▶ **Instruction**
Below are the records; copy each line in them that holds the word "xlabel".

Figure record extracts
:::

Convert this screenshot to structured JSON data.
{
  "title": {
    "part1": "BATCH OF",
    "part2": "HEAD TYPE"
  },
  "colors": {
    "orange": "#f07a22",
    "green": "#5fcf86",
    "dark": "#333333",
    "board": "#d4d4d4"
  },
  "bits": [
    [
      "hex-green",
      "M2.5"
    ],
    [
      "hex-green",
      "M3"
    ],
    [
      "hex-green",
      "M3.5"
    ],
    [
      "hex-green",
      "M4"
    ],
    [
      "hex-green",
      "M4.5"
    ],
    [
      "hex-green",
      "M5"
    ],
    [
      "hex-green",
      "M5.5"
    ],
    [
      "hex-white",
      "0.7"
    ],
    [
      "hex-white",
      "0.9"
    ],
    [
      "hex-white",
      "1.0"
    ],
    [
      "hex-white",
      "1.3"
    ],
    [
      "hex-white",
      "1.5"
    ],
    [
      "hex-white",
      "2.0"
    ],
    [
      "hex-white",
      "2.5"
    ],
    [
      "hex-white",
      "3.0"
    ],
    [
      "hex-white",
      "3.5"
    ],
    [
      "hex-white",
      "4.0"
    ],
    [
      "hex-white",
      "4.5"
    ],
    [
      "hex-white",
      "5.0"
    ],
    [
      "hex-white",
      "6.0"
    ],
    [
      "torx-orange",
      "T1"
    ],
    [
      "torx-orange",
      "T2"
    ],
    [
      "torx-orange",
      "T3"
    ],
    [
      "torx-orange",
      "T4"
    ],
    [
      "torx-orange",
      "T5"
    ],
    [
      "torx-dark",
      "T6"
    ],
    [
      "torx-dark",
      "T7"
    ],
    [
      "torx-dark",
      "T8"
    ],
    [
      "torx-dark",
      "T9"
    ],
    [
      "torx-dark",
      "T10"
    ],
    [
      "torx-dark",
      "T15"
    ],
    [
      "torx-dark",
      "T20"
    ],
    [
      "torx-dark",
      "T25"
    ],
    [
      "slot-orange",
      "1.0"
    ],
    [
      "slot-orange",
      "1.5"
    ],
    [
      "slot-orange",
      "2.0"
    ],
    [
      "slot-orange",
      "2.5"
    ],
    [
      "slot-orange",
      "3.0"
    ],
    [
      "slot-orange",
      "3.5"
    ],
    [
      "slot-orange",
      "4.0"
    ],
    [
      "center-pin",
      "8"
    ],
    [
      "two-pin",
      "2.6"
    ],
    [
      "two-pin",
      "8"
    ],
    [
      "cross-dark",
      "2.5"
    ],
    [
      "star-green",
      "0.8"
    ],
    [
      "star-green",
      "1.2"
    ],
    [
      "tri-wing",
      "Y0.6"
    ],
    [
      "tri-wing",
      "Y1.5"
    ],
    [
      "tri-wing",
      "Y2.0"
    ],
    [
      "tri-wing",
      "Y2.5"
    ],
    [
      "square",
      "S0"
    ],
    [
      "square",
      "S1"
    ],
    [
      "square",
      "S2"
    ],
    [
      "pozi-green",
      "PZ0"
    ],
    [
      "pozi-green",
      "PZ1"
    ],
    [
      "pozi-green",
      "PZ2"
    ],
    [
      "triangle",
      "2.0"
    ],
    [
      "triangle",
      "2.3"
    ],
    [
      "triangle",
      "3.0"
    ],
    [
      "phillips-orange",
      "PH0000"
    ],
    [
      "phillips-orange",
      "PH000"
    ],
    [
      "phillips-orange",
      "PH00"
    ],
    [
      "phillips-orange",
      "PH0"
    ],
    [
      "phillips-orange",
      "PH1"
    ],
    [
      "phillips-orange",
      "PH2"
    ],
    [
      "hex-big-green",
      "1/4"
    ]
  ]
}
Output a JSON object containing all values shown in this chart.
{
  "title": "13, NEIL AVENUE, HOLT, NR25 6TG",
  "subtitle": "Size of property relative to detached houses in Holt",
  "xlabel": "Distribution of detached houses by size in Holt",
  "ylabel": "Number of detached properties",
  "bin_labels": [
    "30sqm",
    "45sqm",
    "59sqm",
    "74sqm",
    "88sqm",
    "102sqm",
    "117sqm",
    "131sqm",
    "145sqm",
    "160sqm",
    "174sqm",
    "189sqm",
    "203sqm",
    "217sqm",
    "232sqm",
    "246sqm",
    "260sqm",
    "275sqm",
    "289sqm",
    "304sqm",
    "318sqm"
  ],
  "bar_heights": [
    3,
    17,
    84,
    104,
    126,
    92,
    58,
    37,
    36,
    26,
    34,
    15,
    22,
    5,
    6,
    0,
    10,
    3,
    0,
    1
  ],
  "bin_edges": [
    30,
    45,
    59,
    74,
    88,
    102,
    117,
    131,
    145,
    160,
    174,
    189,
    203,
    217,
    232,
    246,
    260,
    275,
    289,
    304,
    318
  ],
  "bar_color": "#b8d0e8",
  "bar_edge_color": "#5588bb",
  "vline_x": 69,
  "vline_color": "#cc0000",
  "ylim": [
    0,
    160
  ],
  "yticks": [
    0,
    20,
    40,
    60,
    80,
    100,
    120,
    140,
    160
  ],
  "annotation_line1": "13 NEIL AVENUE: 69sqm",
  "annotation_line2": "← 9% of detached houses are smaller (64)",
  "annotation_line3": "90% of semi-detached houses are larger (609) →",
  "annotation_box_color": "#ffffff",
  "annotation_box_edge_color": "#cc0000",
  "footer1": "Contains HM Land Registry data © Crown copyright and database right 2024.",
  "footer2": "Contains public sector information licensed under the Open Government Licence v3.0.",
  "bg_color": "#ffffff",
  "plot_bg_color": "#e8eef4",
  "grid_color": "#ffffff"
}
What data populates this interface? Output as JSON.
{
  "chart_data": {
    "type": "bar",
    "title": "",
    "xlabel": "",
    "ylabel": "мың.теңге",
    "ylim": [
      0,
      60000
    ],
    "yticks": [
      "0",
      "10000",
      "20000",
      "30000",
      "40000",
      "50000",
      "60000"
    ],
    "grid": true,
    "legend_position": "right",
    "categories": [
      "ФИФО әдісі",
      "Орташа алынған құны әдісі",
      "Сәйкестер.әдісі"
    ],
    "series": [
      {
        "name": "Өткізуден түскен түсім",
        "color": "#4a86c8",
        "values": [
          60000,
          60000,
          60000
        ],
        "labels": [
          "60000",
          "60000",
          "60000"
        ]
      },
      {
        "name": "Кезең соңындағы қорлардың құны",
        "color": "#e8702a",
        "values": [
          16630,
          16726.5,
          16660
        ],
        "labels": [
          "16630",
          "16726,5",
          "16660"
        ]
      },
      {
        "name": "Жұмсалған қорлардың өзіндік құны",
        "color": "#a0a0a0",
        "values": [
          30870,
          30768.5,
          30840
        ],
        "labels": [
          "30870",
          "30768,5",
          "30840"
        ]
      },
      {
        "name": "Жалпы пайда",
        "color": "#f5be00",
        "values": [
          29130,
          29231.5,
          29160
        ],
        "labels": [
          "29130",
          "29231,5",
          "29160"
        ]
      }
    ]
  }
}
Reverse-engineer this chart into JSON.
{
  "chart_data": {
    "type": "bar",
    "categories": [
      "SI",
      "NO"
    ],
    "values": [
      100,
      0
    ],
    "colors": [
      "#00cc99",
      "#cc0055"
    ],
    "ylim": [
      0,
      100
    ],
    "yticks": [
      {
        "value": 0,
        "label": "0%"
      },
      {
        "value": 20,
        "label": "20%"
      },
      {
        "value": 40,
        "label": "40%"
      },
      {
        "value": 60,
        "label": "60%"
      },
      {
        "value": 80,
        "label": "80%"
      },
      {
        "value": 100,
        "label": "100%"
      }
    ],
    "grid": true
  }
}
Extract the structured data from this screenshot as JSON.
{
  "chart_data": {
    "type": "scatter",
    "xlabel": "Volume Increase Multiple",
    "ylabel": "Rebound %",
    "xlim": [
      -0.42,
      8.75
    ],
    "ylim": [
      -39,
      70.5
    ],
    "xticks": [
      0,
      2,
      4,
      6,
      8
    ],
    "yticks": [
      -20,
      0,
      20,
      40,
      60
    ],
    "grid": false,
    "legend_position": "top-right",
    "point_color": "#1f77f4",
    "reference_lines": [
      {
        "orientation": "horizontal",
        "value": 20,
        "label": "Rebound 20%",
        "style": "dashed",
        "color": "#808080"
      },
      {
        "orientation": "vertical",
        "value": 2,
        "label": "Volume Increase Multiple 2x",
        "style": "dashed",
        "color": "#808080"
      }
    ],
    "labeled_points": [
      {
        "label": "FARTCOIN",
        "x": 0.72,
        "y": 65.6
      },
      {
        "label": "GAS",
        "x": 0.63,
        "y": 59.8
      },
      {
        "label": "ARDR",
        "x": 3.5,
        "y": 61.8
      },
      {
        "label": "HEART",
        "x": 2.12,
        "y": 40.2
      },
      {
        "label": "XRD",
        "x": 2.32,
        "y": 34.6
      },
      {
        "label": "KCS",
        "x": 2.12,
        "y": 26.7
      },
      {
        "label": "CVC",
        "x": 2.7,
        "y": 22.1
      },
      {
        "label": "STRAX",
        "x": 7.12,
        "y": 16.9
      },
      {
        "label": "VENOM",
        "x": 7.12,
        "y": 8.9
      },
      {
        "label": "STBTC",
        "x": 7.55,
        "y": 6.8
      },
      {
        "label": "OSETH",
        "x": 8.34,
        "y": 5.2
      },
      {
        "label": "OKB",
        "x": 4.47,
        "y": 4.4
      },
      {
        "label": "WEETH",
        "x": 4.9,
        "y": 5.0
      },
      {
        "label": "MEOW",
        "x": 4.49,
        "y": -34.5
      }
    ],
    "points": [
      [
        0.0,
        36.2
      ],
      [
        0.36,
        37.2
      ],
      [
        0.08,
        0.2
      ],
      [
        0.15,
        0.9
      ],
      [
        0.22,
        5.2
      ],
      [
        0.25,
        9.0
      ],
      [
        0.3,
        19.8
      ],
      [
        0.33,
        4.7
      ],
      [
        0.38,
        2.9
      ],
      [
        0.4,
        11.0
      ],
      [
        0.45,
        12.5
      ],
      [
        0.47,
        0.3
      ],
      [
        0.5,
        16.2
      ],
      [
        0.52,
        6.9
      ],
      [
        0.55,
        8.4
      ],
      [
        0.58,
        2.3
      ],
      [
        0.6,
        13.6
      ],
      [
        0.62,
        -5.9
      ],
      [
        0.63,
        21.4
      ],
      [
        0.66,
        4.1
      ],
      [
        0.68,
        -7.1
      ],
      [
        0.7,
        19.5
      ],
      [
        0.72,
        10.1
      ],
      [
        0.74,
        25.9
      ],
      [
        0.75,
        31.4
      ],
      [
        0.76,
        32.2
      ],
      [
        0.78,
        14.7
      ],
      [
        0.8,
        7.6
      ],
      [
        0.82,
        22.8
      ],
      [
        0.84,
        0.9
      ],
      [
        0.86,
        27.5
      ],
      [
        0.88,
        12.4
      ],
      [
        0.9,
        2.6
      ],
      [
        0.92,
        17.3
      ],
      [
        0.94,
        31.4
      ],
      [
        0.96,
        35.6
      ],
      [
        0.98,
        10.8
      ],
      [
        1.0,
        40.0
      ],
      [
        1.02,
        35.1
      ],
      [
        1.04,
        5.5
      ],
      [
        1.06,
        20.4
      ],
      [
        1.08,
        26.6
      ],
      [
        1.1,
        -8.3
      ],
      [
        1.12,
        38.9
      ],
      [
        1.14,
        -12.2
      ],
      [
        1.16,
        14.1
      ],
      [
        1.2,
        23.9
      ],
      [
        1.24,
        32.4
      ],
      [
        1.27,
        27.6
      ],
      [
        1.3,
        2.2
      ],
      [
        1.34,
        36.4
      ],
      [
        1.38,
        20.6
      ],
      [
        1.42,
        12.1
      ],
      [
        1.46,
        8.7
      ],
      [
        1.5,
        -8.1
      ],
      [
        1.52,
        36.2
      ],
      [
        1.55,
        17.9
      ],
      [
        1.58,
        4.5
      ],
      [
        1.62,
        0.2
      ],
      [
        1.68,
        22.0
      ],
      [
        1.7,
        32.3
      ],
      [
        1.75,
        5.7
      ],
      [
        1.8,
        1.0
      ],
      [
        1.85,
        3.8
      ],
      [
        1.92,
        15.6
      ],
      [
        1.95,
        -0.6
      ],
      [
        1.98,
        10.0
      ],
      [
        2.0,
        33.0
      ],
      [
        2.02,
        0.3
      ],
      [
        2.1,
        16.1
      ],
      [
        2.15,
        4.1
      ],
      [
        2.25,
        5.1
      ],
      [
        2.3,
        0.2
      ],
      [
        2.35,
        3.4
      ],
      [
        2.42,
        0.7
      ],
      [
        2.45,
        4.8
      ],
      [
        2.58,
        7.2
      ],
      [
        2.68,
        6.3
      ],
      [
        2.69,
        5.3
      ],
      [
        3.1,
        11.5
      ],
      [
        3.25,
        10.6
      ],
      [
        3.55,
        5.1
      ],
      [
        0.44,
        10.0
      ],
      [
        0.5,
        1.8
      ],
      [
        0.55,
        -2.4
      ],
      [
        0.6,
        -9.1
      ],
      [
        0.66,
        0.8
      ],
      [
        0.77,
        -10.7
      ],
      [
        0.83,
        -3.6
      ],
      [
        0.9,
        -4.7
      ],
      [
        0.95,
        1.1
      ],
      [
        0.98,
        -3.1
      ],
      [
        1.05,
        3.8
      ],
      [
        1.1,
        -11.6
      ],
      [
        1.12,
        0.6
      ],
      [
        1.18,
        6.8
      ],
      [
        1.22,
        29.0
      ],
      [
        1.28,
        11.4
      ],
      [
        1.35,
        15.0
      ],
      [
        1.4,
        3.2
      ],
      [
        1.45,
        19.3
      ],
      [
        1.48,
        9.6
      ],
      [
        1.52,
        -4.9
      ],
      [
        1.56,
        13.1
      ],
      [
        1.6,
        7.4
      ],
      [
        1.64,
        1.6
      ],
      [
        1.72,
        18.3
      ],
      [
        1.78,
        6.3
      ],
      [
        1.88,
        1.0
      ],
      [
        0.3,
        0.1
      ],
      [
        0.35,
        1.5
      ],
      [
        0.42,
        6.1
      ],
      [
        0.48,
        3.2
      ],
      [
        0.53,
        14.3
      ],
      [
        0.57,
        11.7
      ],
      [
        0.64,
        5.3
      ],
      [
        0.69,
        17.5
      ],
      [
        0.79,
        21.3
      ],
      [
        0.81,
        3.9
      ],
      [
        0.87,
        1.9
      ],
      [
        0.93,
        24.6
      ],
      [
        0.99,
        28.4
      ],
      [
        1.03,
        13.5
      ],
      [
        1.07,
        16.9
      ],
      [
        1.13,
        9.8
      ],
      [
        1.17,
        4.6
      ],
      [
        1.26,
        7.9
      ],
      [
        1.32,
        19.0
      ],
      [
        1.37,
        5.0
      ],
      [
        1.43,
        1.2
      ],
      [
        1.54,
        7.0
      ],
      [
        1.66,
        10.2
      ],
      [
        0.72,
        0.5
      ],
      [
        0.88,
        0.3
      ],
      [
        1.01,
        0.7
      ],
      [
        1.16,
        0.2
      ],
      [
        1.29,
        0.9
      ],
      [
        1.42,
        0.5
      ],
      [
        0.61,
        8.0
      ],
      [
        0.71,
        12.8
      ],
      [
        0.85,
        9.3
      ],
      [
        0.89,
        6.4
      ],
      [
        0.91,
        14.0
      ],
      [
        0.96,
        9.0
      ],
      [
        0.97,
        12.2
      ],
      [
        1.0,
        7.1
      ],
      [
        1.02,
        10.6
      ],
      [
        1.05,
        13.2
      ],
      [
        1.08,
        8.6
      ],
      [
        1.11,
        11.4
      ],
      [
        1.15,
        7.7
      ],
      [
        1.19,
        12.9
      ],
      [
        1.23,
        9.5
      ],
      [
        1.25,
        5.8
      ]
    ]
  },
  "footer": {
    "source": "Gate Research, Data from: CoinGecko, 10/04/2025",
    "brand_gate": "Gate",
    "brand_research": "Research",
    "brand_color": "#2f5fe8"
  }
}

:::

▶ **The response**
  "xlabel": "Distribution of detached houses by size in Holt",
    "xlabel": "",
    "xlabel": "Volume Increase Multiple",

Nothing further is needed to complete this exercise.